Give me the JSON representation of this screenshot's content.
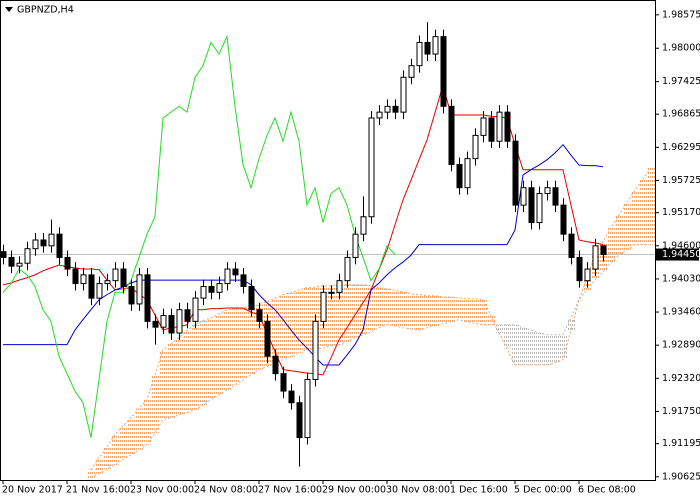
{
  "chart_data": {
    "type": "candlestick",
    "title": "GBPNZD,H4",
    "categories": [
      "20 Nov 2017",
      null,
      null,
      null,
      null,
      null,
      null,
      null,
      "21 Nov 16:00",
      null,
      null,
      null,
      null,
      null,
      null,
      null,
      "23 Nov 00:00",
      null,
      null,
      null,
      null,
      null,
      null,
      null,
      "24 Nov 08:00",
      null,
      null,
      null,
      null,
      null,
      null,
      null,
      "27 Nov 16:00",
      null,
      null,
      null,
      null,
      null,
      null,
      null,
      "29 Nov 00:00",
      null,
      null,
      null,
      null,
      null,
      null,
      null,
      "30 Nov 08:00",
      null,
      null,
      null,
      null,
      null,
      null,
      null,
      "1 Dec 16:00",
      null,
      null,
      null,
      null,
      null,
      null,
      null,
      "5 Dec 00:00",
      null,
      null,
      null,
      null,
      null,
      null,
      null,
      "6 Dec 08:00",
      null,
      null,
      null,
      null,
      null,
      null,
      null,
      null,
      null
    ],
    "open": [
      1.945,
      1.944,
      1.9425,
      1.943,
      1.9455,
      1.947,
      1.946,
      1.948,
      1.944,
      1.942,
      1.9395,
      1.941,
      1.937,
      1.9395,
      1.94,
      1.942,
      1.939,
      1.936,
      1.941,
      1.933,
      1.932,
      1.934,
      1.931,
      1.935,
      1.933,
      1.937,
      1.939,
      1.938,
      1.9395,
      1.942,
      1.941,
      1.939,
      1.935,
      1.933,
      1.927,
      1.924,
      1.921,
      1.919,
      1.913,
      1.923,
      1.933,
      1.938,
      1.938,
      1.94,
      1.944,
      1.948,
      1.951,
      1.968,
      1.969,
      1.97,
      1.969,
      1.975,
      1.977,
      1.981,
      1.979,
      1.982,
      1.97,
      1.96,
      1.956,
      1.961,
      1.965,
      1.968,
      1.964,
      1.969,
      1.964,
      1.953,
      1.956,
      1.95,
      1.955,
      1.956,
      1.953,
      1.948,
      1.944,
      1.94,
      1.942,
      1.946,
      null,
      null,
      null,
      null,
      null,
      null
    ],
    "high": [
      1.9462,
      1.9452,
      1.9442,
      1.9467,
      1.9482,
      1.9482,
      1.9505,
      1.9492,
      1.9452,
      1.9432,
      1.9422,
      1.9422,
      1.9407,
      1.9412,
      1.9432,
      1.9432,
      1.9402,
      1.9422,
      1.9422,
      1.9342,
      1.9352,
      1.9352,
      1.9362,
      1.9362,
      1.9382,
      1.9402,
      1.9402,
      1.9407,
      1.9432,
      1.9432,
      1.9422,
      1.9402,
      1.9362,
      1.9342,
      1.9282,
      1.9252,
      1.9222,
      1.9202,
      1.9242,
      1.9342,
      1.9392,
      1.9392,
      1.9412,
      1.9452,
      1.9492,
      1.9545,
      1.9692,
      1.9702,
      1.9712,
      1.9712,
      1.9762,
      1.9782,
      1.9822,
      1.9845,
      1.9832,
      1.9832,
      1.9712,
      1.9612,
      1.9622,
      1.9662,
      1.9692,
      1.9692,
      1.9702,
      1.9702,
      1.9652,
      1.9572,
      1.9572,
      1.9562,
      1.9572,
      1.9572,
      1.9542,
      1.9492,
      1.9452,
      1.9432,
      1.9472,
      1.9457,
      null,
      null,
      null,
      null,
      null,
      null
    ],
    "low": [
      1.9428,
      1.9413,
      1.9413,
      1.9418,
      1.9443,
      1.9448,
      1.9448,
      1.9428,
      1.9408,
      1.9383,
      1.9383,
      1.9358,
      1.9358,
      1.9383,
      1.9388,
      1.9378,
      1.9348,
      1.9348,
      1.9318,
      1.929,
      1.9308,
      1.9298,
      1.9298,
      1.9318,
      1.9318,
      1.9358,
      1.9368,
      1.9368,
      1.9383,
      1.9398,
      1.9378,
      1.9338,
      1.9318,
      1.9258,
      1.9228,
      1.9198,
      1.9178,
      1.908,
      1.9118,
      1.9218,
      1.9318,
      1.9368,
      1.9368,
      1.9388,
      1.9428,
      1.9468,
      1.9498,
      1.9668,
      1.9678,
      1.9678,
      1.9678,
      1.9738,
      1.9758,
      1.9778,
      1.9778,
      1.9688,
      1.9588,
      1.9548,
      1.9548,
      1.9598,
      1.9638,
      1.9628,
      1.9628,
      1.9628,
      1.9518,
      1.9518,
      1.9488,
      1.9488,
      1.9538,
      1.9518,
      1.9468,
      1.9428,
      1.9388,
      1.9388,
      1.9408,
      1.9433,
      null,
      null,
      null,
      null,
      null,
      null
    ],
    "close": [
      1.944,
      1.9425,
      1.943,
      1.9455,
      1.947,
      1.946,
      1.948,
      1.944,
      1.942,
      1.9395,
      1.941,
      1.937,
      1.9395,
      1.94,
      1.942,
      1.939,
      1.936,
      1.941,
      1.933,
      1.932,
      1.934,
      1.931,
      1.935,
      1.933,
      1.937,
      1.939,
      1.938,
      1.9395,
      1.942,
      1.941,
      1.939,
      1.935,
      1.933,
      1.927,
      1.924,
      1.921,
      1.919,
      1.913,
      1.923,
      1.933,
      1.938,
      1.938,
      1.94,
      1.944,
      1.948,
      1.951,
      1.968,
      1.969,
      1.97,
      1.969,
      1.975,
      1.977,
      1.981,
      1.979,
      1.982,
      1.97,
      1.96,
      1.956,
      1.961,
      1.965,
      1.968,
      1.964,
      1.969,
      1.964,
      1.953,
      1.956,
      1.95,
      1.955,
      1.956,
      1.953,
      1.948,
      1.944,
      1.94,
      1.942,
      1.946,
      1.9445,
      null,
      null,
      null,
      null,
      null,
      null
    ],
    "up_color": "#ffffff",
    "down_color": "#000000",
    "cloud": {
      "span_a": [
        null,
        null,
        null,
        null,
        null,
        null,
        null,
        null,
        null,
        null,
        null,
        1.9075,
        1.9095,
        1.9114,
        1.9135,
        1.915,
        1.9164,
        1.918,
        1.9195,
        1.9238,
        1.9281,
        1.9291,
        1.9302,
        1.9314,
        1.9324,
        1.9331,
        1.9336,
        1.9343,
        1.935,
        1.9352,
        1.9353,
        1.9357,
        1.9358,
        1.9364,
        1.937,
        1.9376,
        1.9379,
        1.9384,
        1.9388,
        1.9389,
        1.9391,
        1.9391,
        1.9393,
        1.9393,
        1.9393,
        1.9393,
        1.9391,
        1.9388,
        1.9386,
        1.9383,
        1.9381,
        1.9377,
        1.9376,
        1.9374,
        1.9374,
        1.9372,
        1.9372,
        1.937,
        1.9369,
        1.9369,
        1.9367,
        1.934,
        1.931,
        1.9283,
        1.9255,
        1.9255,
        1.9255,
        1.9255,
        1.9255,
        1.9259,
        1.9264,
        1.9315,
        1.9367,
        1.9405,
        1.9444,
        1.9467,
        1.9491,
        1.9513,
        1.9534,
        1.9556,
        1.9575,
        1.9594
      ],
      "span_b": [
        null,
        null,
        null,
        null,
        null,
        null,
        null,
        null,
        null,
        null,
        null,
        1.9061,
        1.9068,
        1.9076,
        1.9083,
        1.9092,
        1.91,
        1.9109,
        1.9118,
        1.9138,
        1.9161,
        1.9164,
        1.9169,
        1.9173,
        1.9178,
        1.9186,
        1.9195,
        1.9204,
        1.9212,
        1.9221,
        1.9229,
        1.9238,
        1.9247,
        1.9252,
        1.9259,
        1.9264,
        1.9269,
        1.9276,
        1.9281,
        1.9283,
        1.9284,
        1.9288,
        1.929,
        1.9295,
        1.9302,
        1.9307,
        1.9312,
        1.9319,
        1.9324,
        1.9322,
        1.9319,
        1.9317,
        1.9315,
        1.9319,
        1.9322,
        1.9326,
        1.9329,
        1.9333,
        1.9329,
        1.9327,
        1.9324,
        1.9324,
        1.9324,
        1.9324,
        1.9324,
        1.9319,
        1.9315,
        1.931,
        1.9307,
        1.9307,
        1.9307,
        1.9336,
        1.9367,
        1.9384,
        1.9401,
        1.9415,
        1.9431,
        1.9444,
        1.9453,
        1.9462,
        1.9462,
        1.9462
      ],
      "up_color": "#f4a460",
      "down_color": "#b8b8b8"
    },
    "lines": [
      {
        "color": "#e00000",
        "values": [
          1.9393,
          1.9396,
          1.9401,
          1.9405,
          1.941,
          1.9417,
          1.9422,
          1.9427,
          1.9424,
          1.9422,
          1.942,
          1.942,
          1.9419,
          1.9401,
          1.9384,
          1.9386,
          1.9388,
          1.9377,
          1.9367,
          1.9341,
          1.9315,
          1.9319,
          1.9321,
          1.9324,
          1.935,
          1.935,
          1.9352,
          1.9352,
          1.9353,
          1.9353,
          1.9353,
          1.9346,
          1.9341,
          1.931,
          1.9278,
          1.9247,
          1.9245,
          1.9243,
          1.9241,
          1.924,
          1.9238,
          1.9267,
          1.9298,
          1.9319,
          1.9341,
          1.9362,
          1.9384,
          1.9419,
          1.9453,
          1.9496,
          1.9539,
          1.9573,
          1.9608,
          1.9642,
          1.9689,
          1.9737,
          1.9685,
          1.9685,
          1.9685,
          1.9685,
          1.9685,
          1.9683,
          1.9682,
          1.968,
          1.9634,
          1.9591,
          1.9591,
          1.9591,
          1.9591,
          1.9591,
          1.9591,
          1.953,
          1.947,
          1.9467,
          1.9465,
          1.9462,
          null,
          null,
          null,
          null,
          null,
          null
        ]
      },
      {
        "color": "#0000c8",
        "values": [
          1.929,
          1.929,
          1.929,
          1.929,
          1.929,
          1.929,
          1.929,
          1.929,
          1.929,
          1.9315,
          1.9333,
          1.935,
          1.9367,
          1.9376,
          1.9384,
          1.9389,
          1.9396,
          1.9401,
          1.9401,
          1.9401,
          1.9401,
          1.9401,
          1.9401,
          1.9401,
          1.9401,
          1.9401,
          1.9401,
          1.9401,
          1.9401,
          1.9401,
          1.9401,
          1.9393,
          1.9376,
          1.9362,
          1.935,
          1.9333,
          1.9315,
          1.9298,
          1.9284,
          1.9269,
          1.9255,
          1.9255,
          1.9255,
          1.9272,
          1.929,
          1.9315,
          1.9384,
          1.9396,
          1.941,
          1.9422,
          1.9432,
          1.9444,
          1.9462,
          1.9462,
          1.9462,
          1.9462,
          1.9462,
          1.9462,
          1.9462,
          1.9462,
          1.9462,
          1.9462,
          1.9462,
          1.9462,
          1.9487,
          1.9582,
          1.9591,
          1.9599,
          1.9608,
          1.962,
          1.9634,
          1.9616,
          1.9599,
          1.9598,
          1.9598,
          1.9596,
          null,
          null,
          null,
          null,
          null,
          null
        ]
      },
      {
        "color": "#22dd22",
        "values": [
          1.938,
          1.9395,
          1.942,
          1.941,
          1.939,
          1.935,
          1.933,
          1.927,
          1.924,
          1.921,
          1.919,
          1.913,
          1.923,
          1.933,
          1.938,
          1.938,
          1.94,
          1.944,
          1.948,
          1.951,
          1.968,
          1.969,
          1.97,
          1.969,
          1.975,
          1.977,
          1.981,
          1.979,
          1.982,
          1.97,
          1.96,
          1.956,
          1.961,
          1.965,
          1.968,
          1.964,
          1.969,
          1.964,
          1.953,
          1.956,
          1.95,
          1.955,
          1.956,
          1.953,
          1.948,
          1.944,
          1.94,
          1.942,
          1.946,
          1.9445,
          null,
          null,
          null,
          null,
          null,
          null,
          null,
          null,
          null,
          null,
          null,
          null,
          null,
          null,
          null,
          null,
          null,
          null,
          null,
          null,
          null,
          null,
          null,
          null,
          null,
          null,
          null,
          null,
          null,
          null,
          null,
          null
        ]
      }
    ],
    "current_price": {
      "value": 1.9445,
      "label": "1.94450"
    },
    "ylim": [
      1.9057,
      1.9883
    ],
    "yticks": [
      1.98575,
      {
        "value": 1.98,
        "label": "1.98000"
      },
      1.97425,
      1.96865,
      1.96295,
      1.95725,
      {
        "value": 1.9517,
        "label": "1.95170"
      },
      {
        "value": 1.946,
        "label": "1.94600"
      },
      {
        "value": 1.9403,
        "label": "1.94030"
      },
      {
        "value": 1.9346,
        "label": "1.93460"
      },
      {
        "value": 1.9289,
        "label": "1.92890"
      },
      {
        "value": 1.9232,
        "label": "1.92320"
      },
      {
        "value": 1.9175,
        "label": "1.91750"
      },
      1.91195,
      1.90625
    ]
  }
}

### Work to do:
Identify the lines that hold the word "label". Copy every one of them.

### Response below:
      "label": "1.94450"
        "label": "1.98000"
        "label": "1.95170"
        "label": "1.94600"
        "label": "1.94030"
        "label": "1.93460"
        "label": "1.92890"
        "label": "1.92320"
        "label": "1.91750"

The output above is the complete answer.